◆ Problem to solve
Quote the lines from the line holding "Read all visible content and emit it as JSON." to the very end of the listing, exactly, and no others.
+ + + + + + +
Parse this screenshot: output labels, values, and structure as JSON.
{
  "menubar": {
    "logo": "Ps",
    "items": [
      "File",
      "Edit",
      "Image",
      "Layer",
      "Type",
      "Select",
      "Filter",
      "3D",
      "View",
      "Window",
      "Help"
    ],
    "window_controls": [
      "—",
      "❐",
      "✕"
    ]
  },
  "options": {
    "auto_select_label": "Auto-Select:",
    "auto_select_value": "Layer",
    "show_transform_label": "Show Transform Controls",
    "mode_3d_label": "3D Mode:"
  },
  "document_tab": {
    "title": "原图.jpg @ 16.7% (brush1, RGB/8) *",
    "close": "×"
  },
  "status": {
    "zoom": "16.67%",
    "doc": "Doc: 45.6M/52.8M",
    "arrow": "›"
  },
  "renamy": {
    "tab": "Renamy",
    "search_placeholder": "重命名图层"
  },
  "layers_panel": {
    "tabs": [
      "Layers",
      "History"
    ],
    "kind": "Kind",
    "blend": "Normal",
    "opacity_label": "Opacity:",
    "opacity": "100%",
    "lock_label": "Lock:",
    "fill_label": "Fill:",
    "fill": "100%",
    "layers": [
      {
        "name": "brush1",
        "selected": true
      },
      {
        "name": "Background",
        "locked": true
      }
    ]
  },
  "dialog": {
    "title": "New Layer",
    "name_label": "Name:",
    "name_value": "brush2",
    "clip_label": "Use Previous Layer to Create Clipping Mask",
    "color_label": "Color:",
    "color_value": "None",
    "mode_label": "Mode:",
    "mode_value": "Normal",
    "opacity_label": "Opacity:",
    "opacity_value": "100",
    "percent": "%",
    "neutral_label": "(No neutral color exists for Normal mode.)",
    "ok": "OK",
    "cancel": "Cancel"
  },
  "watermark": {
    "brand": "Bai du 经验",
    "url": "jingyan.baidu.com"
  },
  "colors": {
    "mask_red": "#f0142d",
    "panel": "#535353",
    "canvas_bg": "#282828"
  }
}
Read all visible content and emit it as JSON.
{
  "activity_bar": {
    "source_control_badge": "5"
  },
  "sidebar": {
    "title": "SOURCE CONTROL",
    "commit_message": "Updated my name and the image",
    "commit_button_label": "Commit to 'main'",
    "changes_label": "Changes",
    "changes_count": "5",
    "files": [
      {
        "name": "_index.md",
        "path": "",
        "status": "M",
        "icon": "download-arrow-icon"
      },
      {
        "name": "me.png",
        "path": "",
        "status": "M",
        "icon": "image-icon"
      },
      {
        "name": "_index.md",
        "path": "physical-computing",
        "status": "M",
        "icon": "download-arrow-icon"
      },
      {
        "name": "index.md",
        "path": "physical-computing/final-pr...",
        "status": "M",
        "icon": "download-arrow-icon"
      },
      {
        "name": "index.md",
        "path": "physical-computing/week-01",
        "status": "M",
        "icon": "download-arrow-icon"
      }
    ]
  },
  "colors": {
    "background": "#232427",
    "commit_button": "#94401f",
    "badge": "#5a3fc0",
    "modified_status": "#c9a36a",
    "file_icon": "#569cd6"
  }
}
+ + + + + + +
◆ Solution to this task
Read all visible content and emit it as JSON.
{
  "activity_bar": {
    "source_control_badge": "5"
  },
  "sidebar": {
    "title": "SOURCE CONTROL",
    "commit_message": "Updated my name and the image",
    "commit_button_label": "Commit to 'main'",
    "changes_label": "Changes",
    "changes_count": "5",
    "files": [
      {
        "name": "_index.md",
        "path": "",
        "status": "M",
        "icon": "download-arrow-icon"
      },
      {
        "name": "me.png",
        "path": "",
        "status": "M",
        "icon": "image-icon"
      },
      {
        "name": "_index.md",
        "path": "physical-computing",
        "status": "M",
        "icon": "download-arrow-icon"
      },
      {
        "name": "index.md",
        "path": "physical-computing/final-pr...",
        "status": "M",
        "icon": "download-arrow-icon"
      },
      {
        "name": "index.md",
        "path": "physical-computing/week-01",
        "status": "M",
        "icon": "download-arrow-icon"
      }
    ]
  },
  "colors": {
    "background": "#232427",
    "commit_button": "#94401f",
    "badge": "#5a3fc0",
    "modified_status": "#c9a36a",
    "file_icon": "#569cd6"
  }
}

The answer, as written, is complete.